(Stored items from a collection)

BEGIN

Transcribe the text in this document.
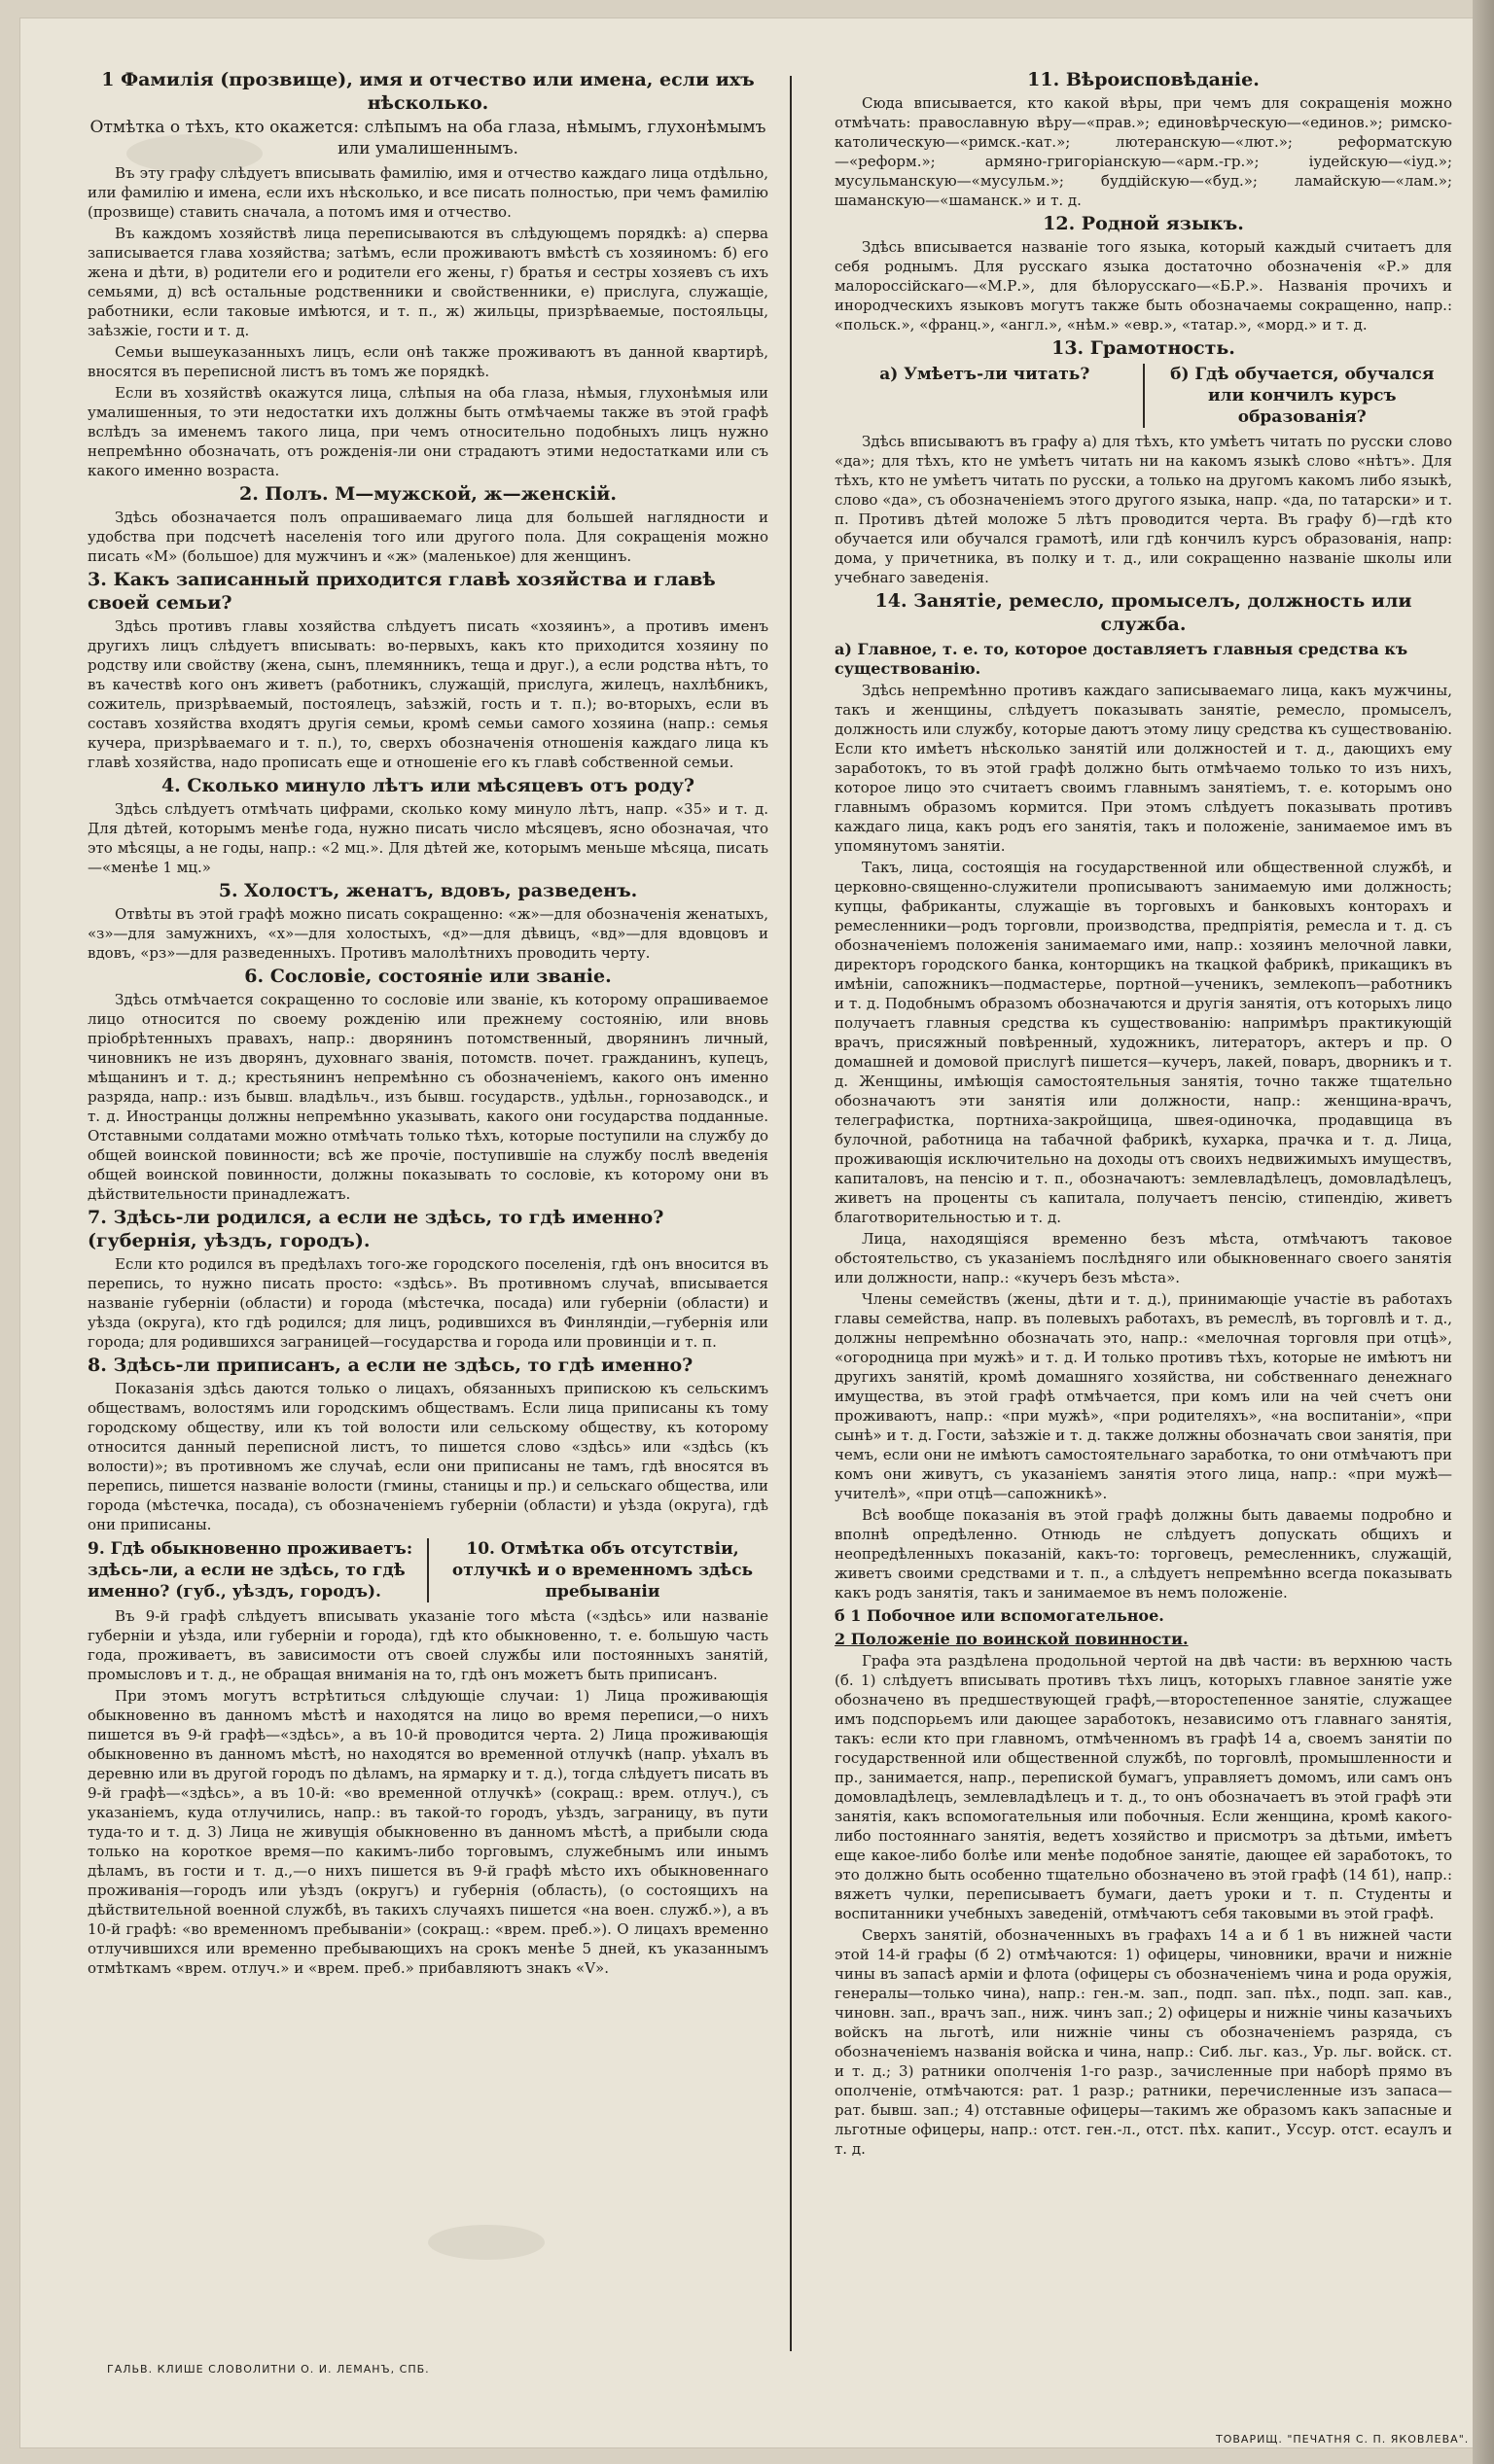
1 Фамилія (прозвище), имя и отчество или имена, если ихъ нѣсколько.
Отмѣтка о тѣхъ, кто окажется: слѣпымъ на оба глаза, нѣмымъ, глухонѣмымъ или умалишеннымъ.
Въ эту графу слѣдуетъ вписывать фамилію, имя и отчество каждаго лица отдѣльно, или фамилію и имена, если ихъ нѣсколько, и все писать полностью, при чемъ фамилію (прозвище) ставить сначала, а потомъ имя и отчество.
Въ каждомъ хозяйствѣ лица переписываются въ слѣдующемъ порядкѣ: а) сперва записывается глава хозяйства; затѣмъ, если проживаютъ вмѣстѣ съ хозяиномъ: б) его жена и дѣти, в) родители его и родители его жены, г) братья и сестры хозяевъ съ ихъ семьями, д) всѣ остальные родственники и свойственники, е) прислуга, служащіе, работники, если таковые имѣются, и т. п., ж) жильцы, призрѣваемые, постояльцы, заѣзжіе, гости и т. д.
Семьи вышеуказанныхъ лицъ, если онѣ также проживаютъ въ данной квартирѣ, вносятся въ переписной листъ въ томъ же порядкѣ.
Если въ хозяйствѣ окажутся лица, слѣпыя на оба глаза, нѣмыя, глухонѣмыя или умалишенныя, то эти недостатки ихъ должны быть отмѣчаемы также въ этой графѣ вслѣдъ за именемъ такого лица, при чемъ относительно подобныхъ лицъ нужно непремѣнно обозначать, отъ рожденія-ли они страдаютъ этими недостатками или съ какого именно возраста.
2. Полъ. М—мужской, ж—женскій.
Здѣсь обозначается полъ опрашиваемаго лица для большей наглядности и удобства при подсчетѣ населенія того или другого пола. Для сокращенія можно писать «М» (большое) для мужчинъ и «ж» (маленькое) для женщинъ.
3. Какъ записанный приходится главѣ хозяйства и главѣ своей семьи?
Здѣсь противъ главы хозяйства слѣдуетъ писать «хозяинъ», а противъ именъ другихъ лицъ слѣдуетъ вписывать: во-первыхъ, какъ кто приходится хозяину по родству или свойству (жена, сынъ, племянникъ, теща и друг.), а если родства нѣтъ, то въ качествѣ кого онъ живетъ (работникъ, служащій, прислуга, жилецъ, нахлѣбникъ, сожитель, призрѣваемый, постоялецъ, заѣзжій, гость и т. п.); во-вторыхъ, если въ составъ хозяйства входятъ другія семьи, кромѣ семьи самого хозяина (напр.: семья кучера, призрѣваемаго и т. п.), то, сверхъ обозначенія отношенія каждаго лица къ главѣ хозяйства, надо прописать еще и отношеніе его къ главѣ собственной семьи.
4. Сколько минуло лѣтъ или мѣсяцевъ отъ роду?
Здѣсь слѣдуетъ отмѣчать цифрами, сколько кому минуло лѣтъ, напр. «35» и т. д. Для дѣтей, которымъ менѣе года, нужно писать число мѣсяцевъ, ясно обозначая, что это мѣсяцы, а не годы, напр.: «2 мц.». Для дѣтей же, которымъ меньше мѣсяца, писать—«менѣе 1 мц.»
5. Холостъ, женатъ, вдовъ, разведенъ.
Отвѣты въ этой графѣ можно писать сокращенно: «ж»—для обозначенія женатыхъ, «з»—для замужнихъ, «х»—для холостыхъ, «д»—для дѣвицъ, «вд»—для вдовцовъ и вдовъ, «рз»—для разведенныхъ. Противъ малолѣтнихъ проводить черту.
6. Сословіе, состояніе или званіе.
Здѣсь отмѣчается сокращенно то сословіе или званіе, къ которому опрашиваемое лицо относится по своему рожденію или прежнему состоянію, или вновь пріобрѣтенныхъ правахъ, напр.: дворянинъ потомственный, дворянинъ личный, чиновникъ не изъ дворянъ, духовнаго званія, потомств. почет. гражданинъ, купецъ, мѣщанинъ и т. д.; крестьянинъ непремѣнно съ обозначеніемъ, какого онъ именно разряда, напр.: изъ бывш. владѣльч., изъ бывш. государств., удѣльн., горнозаводск., и т. д. Иностранцы должны непремѣнно указывать, какого они государства подданные. Отставными солдатами можно отмѣчать только тѣхъ, которые поступили на службу до общей воинской повинности; всѣ же прочіе, поступившіе на службу послѣ введенія общей воинской повинности, должны показывать то сословіе, къ которому они въ дѣйствительности принадлежатъ.
7. Здѣсь-ли родился, а если не здѣсь, то гдѣ именно? (губернія, уѣздъ, городъ).
Если кто родился въ предѣлахъ того-же городского поселенія, гдѣ онъ вносится въ перепись, то нужно писать просто: «здѣсь». Въ противномъ случаѣ, вписывается названіе губерніи (области) и города (мѣстечка, посада) или губерніи (области) и уѣзда (округа), кто гдѣ родился; для лицъ, родившихся въ Финляндіи,—губернія или города; для родившихся заграницей—государства и города или провинціи и т. п.
8. Здѣсь-ли приписанъ, а если не здѣсь, то гдѣ именно?
Показанія здѣсь даются только о лицахъ, обязанныхъ припискою къ сельскимъ обществамъ, волостямъ или городскимъ обществамъ. Если лица приписаны къ тому городскому обществу, или къ той волости или сельскому обществу, къ которому относится данный переписной листъ, то пишется слово «здѣсь» или «здѣсь (къ волости)»; въ противномъ же случаѣ, если они приписаны не тамъ, гдѣ вносятся въ перепись, пишется названіе волости (гмины, станицы и пр.) и сельскаго общества, или города (мѣстечка, посада), съ обозначеніемъ губерніи (области) и уѣзда (округа), гдѣ они приписаны.
9. Гдѣ обыкновенно проживаетъ: здѣсь-ли, а если не здѣсь, то гдѣ именно? (губ., уѣздъ, городъ).
10. Отмѣтка объ отсутствіи, отлучкѣ и о временномъ здѣсь пребываніи
Въ 9-й графѣ слѣдуетъ вписывать указаніе того мѣста («здѣсь» или названіе губерніи и уѣзда, или губерніи и города), гдѣ кто обыкновенно, т. е. большую часть года, проживаетъ, въ зависимости отъ своей службы или постоянныхъ занятій, промысловъ и т. д., не обращая вниманія на то, гдѣ онъ можетъ быть приписанъ.
При этомъ могутъ встрѣтиться слѣдующіе случаи: 1) Лица проживающія обыкновенно въ данномъ мѣстѣ и находятся на лицо во время переписи,—о нихъ пишется въ 9-й графѣ—«здѣсь», а въ 10-й проводится черта. 2) Лица проживающія обыкновенно въ данномъ мѣстѣ, но находятся во временной отлучкѣ (напр. уѣхалъ въ деревню или въ другой городъ по дѣламъ, на ярмарку и т. д.), тогда слѣдуетъ писать въ 9-й графѣ—«здѣсь», а въ 10-й: «во временной отлучкѣ» (сокращ.: врем. отлуч.), съ указаніемъ, куда отлучились, напр.: въ такой-то городъ, уѣздъ, заграницу, въ пути туда-то и т. д. 3) Лица не живущія обыкновенно въ данномъ мѣстѣ, а прибыли сюда только на короткое время—по какимъ-либо торговымъ, служебнымъ или инымъ дѣламъ, въ гости и т. д.,—о нихъ пишется въ 9-й графѣ мѣсто ихъ обыкновеннаго проживанія—городъ или уѣздъ (округъ) и губернія (область), (о состоящихъ на дѣйствительной военной службѣ, въ такихъ случаяхъ пишется «на воен. служб.»), а въ 10-й графѣ: «во временномъ пребываніи» (сокращ.: «врем. преб.»). О лицахъ временно отлучившихся или временно пребывающихъ на срокъ менѣе 5 дней, къ указаннымъ отмѣткамъ «врем. отлуч.» и «врем. преб.» прибавляютъ знакъ «V».
11. Вѣроисповѣданіе.
Сюда вписывается, кто какой вѣры, при чемъ для сокращенія можно отмѣчать: православную вѣру—«прав.»; единовѣрческую—«единов.»; римско-католическую—«римск.-кат.»; лютеранскую—«лют.»; реформатскую—«реформ.»; армяно-григоріанскую—«арм.-гр.»; іудейскую—«іуд.»; мусульманскую—«мусульм.»; буддійскую—«буд.»; ламайскую—«лам.»; шаманскую—«шаманск.» и т. д.
12. Родной языкъ.
Здѣсь вписывается названіе того языка, который каждый считаетъ для себя роднымъ. Для русскаго языка достаточно обозначенія «Р.» для малороссійскаго—«М.Р.», для бѣлорусскаго—«Б.Р.». Названія прочихъ и инородческихъ языковъ могутъ также быть обозначаемы сокращенно, напр.: «польск.», «франц.», «англ.», «нѣм.» «евр.», «татар.», «морд.» и т. д.
13. Грамотность.
а) Умѣетъ-ли читать?	б) Гдѣ обучается, обучался или кончилъ курсъ образованія?
Здѣсь вписываютъ въ графу а) для тѣхъ, кто умѣетъ читать по русски слово «да»; для тѣхъ, кто не умѣетъ читать ни на какомъ языкѣ слово «нѣтъ». Для тѣхъ, кто не умѣетъ читать по русски, а только на другомъ какомъ либо языкѣ, слово «да», съ обозначеніемъ этого другого языка, напр. «да, по татарски» и т. п. Противъ дѣтей моложе 5 лѣтъ проводится черта. Въ графу б)—гдѣ кто обучается или обучался грамотѣ, или гдѣ кончилъ курсъ образованія, напр: дома, у причетника, въ полку и т. д., или сокращенно названіе школы или учебнаго заведенія.
14. Занятіе, ремесло, промыселъ, должность или служба.
а) Главное, т. е. то, которое доставляетъ главныя средства къ существованію.
Здѣсь непремѣнно противъ каждаго записываемаго лица, какъ мужчины, такъ и женщины, слѣдуетъ показывать занятіе, ремесло, промыселъ, должность или службу, которые даютъ этому лицу средства къ существованію. Если кто имѣетъ нѣсколько занятій или должностей и т. д., дающихъ ему заработокъ, то въ этой графѣ должно быть отмѣчаемо только то изъ нихъ, которое лицо это считаетъ своимъ главнымъ занятіемъ, т. е. которымъ оно главнымъ образомъ кормится. При этомъ слѣдуетъ показывать противъ каждаго лица, какъ родъ его занятія, такъ и положеніе, занимаемое имъ въ упомянутомъ занятіи.
Такъ, лица, состоящія на государственной или общественной службѣ, и церковно-священно-служители прописываютъ занимаемую ими должность; купцы, фабриканты, служащіе въ торговыхъ и банковыхъ конторахъ и ремесленники—родъ торговли, производства, предпріятія, ремесла и т. д. съ обозначеніемъ положенія занимаемаго ими, напр.: хозяинъ мелочной лавки, директоръ городского банка, конторщикъ на ткацкой фабрикѣ, прикащикъ въ имѣніи, сапожникъ—подмастерье, портной—ученикъ, землекопъ—работникъ и т. д. Подобнымъ образомъ обозначаются и другія занятія, отъ которыхъ лицо получаетъ главныя средства къ существованію: напримѣръ практикующій врачъ, присяжный повѣренный, художникъ, литераторъ, актеръ и пр. О домашней и домовой прислугѣ пишется—кучеръ, лакей, поваръ, дворникъ и т. д. Женщины, имѣющія самостоятельныя занятія, точно также тщательно обозначаютъ эти занятія или должности, напр.: женщина-врачъ, телеграфистка, портниха-закройщица, швея-одиночка, продавщица въ булочной, работница на табачной фабрикѣ, кухарка, прачка и т. д. Лица, проживающія исключительно на доходы отъ своихъ недвижимыхъ имуществъ, капиталовъ, на пенсію и т. п., обозначаютъ: землевладѣлецъ, домовладѣлецъ, живетъ на проценты съ капитала, получаетъ пенсію, стипендію, живетъ благотворительностью и т. д.
Лица, находящіяся временно безъ мѣста, отмѣчаютъ таковое обстоятельство, съ указаніемъ послѣдняго или обыкновеннаго своего занятія или должности, напр.: «кучеръ безъ мѣста».
Члены семействъ (жены, дѣти и т. д.), принимающіе участіе въ работахъ главы семейства, напр. въ полевыхъ работахъ, въ ремеслѣ, въ торговлѣ и т. д., должны непремѣнно обозначать это, напр.: «мелочная торговля при отцѣ», «огородница при мужѣ» и т. д. И только противъ тѣхъ, которые не имѣютъ ни другихъ занятій, кромѣ домашняго хозяйства, ни собственнаго денежнаго имущества, въ этой графѣ отмѣчается, при комъ или на чей счетъ они проживаютъ, напр.: «при мужѣ», «при родителяхъ», «на воспитаніи», «при сынѣ» и т. д. Гости, заѣзжіе и т. д. также должны обозначать свои занятія, при чемъ, если они не имѣютъ самостоятельнаго заработка, то они отмѣчаютъ при комъ они живутъ, съ указаніемъ занятія этого лица, напр.: «при мужѣ—учителѣ», «при отцѣ—сапожникѣ».
Всѣ вообще показанія въ этой графѣ должны быть даваемы подробно и вполнѣ опредѣленно. Отнюдь не слѣдуетъ допускать общихъ и неопредѣленныхъ показаній, какъ-то: торговецъ, ремесленникъ, служащій, живетъ своими средствами и т. п., а слѣдуетъ непремѣнно всегда показывать какъ родъ занятія, такъ и занимаемое въ немъ положеніе.
б 1 Побочное или вспомогательное.
2 Положеніе по воинской повинности.
Графа эта раздѣлена продольной чертой на двѣ части: въ верхнюю часть (б. 1) слѣдуетъ вписывать противъ тѣхъ лицъ, которыхъ главное занятіе уже обозначено въ предшествующей графѣ,—второстепенное занятіе, служащее имъ подспорьемъ или дающее заработокъ, независимо отъ главнаго занятія, такъ: если кто при главномъ, отмѣченномъ въ графѣ 14 а, своемъ занятіи по государственной или общественной службѣ, по торговлѣ, промышленности и пр., занимается, напр., перепиской бумагъ, управляетъ домомъ, или самъ онъ домовладѣлецъ, землевладѣлецъ и т. д., то онъ обозначаетъ въ этой графѣ эти занятія, какъ вспомогательныя или побочныя. Если женщина, кромѣ какого-либо постояннаго занятія, ведетъ хозяйство и присмотръ за дѣтьми, имѣетъ еще какое-либо болѣе или менѣе подобное занятіе, дающее ей заработокъ, то это должно быть особенно тщательно обозначено въ этой графѣ (14 б1), напр.: вяжетъ чулки, переписываетъ бумаги, даетъ уроки и т. п. Студенты и воспитанники учебныхъ заведеній, отмѣчаютъ себя таковыми въ этой графѣ.
Сверхъ занятій, обозначенныхъ въ графахъ 14 а и б 1 въ нижней части этой 14-й графы (б 2) отмѣчаются: 1) офицеры, чиновники, врачи и нижніе чины въ запасѣ арміи и флота (офицеры съ обозначеніемъ чина и рода оружія, генералы—только чина), напр.: ген.-м. зап., подп. зап. пѣх., подп. зап. кав., чиновн. зап., врачъ зап., ниж. чинъ зап.; 2) офицеры и нижніе чины казачьихъ войскъ на льготѣ, или нижніе чины съ обозначеніемъ разряда, съ обозначеніемъ названія войска и чина, напр.: Сиб. льг. каз., Ур. льг. войск. ст. и т. д.; 3) ратники ополченія 1-го разр., зачисленные при наборѣ прямо въ ополченіе, отмѣчаются: рат. 1 разр.; ратники, перечисленные изъ запаса—рат. бывш. зап.; 4) отставные офицеры—такимъ же образомъ какъ запасные и льготные офицеры, напр.: отст. ген.-л., отст. пѣх. капит., Уссур. отст. есаулъ и т. д.
ГАЛЬВ. КЛИШЕ СЛОВОЛИТНИ О. И. ЛЕМАНЪ, СПБ.
ТОВАРИЩ. "ПЕЧАТНЯ С. П. ЯКОВЛЕВА".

END

- **What is asked**
For each line of the entries that includes "мѣсяцевъ", show that line.

- **Task answer**
4. Сколько минуло лѣтъ или мѣсяцевъ отъ роду?
Здѣсь слѣдуетъ отмѣчать цифрами, сколько кому минуло лѣтъ, напр. «35» и т. д. Для дѣтей, которымъ менѣе года, нужно писать число мѣсяцевъ, ясно обозначая, что это мѣсяцы, а не годы, напр.: «2 мц.». Для дѣтей же, которымъ меньше мѣсяца, писать—«менѣе 1 мц.»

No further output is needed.